SUPPLIED RECORDS:
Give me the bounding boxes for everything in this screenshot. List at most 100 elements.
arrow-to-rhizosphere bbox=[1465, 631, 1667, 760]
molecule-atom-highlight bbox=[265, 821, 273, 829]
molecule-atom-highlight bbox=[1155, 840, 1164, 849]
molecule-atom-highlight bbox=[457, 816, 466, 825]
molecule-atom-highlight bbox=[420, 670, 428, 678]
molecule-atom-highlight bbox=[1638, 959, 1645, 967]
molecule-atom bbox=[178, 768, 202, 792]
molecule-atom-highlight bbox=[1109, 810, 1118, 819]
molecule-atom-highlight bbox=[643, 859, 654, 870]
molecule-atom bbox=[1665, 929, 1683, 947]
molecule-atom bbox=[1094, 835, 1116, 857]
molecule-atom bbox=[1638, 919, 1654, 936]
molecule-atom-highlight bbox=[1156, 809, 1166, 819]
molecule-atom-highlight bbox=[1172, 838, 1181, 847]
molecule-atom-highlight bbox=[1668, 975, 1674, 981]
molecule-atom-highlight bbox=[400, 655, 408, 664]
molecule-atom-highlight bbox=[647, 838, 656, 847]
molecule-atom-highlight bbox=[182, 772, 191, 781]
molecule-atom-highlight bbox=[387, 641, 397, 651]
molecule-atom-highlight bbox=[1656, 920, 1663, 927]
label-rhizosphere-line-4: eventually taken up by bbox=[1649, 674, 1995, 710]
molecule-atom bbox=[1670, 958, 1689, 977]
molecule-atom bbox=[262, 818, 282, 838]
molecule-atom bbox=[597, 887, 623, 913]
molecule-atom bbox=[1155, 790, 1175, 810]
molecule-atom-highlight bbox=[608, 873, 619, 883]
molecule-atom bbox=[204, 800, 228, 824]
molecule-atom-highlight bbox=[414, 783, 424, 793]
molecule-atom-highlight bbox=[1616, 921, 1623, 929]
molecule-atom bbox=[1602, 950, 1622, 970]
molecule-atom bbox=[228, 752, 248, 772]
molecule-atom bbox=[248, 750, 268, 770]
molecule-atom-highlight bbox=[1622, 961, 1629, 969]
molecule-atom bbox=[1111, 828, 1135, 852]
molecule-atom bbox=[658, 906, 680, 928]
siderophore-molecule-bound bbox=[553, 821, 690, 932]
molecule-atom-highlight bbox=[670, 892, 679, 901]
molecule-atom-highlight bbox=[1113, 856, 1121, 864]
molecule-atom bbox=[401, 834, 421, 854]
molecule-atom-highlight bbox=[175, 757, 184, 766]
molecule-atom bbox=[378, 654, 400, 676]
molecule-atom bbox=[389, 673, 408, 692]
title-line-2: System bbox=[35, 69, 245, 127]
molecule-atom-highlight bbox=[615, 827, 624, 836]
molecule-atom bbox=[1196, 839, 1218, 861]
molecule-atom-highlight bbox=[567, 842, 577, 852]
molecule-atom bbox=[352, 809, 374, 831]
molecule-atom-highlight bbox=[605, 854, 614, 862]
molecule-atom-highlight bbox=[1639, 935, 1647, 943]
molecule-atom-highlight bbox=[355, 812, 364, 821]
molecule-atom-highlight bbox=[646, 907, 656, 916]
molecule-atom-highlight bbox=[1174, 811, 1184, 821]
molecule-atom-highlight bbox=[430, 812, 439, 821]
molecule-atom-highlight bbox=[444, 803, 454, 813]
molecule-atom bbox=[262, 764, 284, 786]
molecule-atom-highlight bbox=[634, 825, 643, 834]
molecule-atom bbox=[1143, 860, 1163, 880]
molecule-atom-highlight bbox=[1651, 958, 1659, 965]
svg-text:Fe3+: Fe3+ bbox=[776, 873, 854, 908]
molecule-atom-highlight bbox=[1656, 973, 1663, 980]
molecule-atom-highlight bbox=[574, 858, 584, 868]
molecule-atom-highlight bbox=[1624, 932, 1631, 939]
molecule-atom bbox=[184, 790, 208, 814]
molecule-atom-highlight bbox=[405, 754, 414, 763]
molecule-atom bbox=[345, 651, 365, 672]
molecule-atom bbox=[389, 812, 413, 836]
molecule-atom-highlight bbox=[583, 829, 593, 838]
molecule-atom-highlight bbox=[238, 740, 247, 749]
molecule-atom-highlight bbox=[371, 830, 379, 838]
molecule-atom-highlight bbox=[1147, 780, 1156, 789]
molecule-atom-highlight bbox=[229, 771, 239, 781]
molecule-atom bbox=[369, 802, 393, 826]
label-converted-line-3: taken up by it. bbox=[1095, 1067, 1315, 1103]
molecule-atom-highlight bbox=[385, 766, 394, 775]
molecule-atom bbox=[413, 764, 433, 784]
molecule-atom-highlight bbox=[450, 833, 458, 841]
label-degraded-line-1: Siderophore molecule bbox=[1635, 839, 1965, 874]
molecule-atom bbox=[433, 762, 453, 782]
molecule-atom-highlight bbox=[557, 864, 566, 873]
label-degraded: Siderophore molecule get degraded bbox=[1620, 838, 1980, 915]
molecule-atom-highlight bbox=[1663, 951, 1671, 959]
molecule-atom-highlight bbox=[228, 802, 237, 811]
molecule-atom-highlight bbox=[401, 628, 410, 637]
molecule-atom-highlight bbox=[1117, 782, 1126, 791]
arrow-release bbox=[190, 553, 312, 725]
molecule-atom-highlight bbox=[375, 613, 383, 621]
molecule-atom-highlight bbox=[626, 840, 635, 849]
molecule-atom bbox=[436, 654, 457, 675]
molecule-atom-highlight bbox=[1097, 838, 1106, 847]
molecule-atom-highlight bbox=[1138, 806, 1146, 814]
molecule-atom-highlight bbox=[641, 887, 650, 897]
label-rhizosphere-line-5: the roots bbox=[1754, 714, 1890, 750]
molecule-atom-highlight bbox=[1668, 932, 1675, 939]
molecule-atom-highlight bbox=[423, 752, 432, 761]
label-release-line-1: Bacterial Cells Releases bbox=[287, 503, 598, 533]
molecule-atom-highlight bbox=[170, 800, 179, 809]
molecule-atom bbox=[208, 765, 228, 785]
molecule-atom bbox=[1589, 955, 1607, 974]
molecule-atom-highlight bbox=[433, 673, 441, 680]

WORK INSTRUCTION: Copy out the whole listing, word for word.

SOLUTION TO THIS EXERCISE:
Give me the bounding boxes for everything in this screenshot. List at most 100 elements.
arrow-to-rhizosphere bbox=[1465, 631, 1667, 760]
molecule-atom-highlight bbox=[265, 821, 273, 829]
molecule-atom-highlight bbox=[1155, 840, 1164, 849]
molecule-atom-highlight bbox=[457, 816, 466, 825]
molecule-atom-highlight bbox=[420, 670, 428, 678]
molecule-atom-highlight bbox=[1638, 959, 1645, 967]
molecule-atom bbox=[178, 768, 202, 792]
molecule-atom-highlight bbox=[1109, 810, 1118, 819]
molecule-atom-highlight bbox=[643, 859, 654, 870]
molecule-atom bbox=[1665, 929, 1683, 947]
molecule-atom bbox=[1094, 835, 1116, 857]
molecule-atom bbox=[1638, 919, 1654, 936]
molecule-atom-highlight bbox=[1156, 809, 1166, 819]
molecule-atom-highlight bbox=[1172, 838, 1181, 847]
molecule-atom-highlight bbox=[1668, 975, 1674, 981]
molecule-atom-highlight bbox=[400, 655, 408, 664]
molecule-atom-highlight bbox=[647, 838, 656, 847]
molecule-atom-highlight bbox=[182, 772, 191, 781]
molecule-atom-highlight bbox=[387, 641, 397, 651]
molecule-atom-highlight bbox=[1656, 920, 1663, 927]
label-rhizosphere-line-4: eventually taken up by bbox=[1649, 674, 1995, 710]
molecule-atom bbox=[1670, 958, 1689, 977]
molecule-atom bbox=[262, 818, 282, 838]
molecule-atom bbox=[597, 887, 623, 913]
molecule-atom bbox=[1155, 790, 1175, 810]
molecule-atom-highlight bbox=[608, 873, 619, 883]
molecule-atom bbox=[204, 800, 228, 824]
molecule-atom-highlight bbox=[414, 783, 424, 793]
molecule-atom-highlight bbox=[1616, 921, 1623, 929]
molecule-atom bbox=[1602, 950, 1622, 970]
molecule-atom bbox=[228, 752, 248, 772]
molecule-atom bbox=[248, 750, 268, 770]
molecule-atom-highlight bbox=[1622, 961, 1629, 969]
molecule-atom bbox=[1111, 828, 1135, 852]
molecule-atom bbox=[658, 906, 680, 928]
siderophore-molecule-bound bbox=[553, 821, 690, 932]
molecule-atom-highlight bbox=[670, 892, 679, 901]
molecule-atom-highlight bbox=[1113, 856, 1121, 864]
molecule-atom bbox=[401, 834, 421, 854]
molecule-atom-highlight bbox=[175, 757, 184, 766]
molecule-atom bbox=[378, 654, 400, 676]
molecule-atom bbox=[389, 673, 408, 692]
title-line-2: System bbox=[35, 69, 245, 127]
molecule-atom-highlight bbox=[615, 827, 624, 836]
molecule-atom bbox=[1196, 839, 1218, 861]
molecule-atom-highlight bbox=[567, 842, 577, 852]
molecule-atom bbox=[352, 809, 374, 831]
molecule-atom-highlight bbox=[605, 854, 614, 862]
molecule-atom-highlight bbox=[1639, 935, 1647, 943]
molecule-atom-highlight bbox=[355, 812, 364, 821]
molecule-atom-highlight bbox=[646, 907, 656, 916]
molecule-atom-highlight bbox=[1174, 811, 1184, 821]
molecule-atom-highlight bbox=[430, 812, 439, 821]
molecule-atom-highlight bbox=[444, 803, 454, 813]
molecule-atom bbox=[262, 764, 284, 786]
molecule-atom-highlight bbox=[634, 825, 643, 834]
molecule-atom bbox=[1143, 860, 1163, 880]
molecule-atom-highlight bbox=[1651, 958, 1659, 965]
svg-text:Fe3+: Fe3+ bbox=[776, 873, 854, 908]
molecule-atom-highlight bbox=[1656, 973, 1663, 980]
molecule-atom-highlight bbox=[574, 858, 584, 868]
molecule-atom-highlight bbox=[1624, 932, 1631, 939]
molecule-atom bbox=[184, 790, 208, 814]
molecule-atom-highlight bbox=[405, 754, 414, 763]
molecule-atom bbox=[345, 651, 365, 672]
molecule-atom bbox=[389, 812, 413, 836]
molecule-atom-highlight bbox=[583, 829, 593, 838]
molecule-atom-highlight bbox=[238, 740, 247, 749]
molecule-atom-highlight bbox=[371, 830, 379, 838]
molecule-atom-highlight bbox=[1147, 780, 1156, 789]
molecule-atom-highlight bbox=[229, 771, 239, 781]
molecule-atom bbox=[369, 802, 393, 826]
label-converted-line-3: taken up by it. bbox=[1095, 1067, 1315, 1103]
molecule-atom-highlight bbox=[385, 766, 394, 775]
molecule-atom bbox=[413, 764, 433, 784]
molecule-atom-highlight bbox=[450, 833, 458, 841]
label-degraded-line-1: Siderophore molecule bbox=[1635, 839, 1965, 874]
molecule-atom bbox=[433, 762, 453, 782]
molecule-atom-highlight bbox=[557, 864, 566, 873]
label-degraded: Siderophore molecule get degraded bbox=[1620, 838, 1980, 915]
molecule-atom-highlight bbox=[1663, 951, 1671, 959]
molecule-atom-highlight bbox=[228, 802, 237, 811]
molecule-atom-highlight bbox=[401, 628, 410, 637]
molecule-atom-highlight bbox=[1117, 782, 1126, 791]
arrow-release bbox=[190, 553, 312, 725]
molecule-atom-highlight bbox=[375, 613, 383, 621]
molecule-atom-highlight bbox=[626, 840, 635, 849]
molecule-atom bbox=[436, 654, 457, 675]
molecule-atom-highlight bbox=[1097, 838, 1106, 847]
molecule-atom-highlight bbox=[1138, 806, 1146, 814]
molecule-atom-highlight bbox=[641, 887, 650, 897]
label-rhizosphere-line-5: the roots bbox=[1754, 714, 1890, 750]
molecule-atom-highlight bbox=[1668, 932, 1675, 939]
molecule-atom-highlight bbox=[423, 752, 432, 761]
label-release-line-1: Bacterial Cells Releases bbox=[287, 503, 598, 533]
molecule-atom-highlight bbox=[170, 800, 179, 809]
molecule-atom bbox=[208, 765, 228, 785]
molecule-atom bbox=[1589, 955, 1607, 974]
molecule-atom-highlight bbox=[433, 673, 441, 680]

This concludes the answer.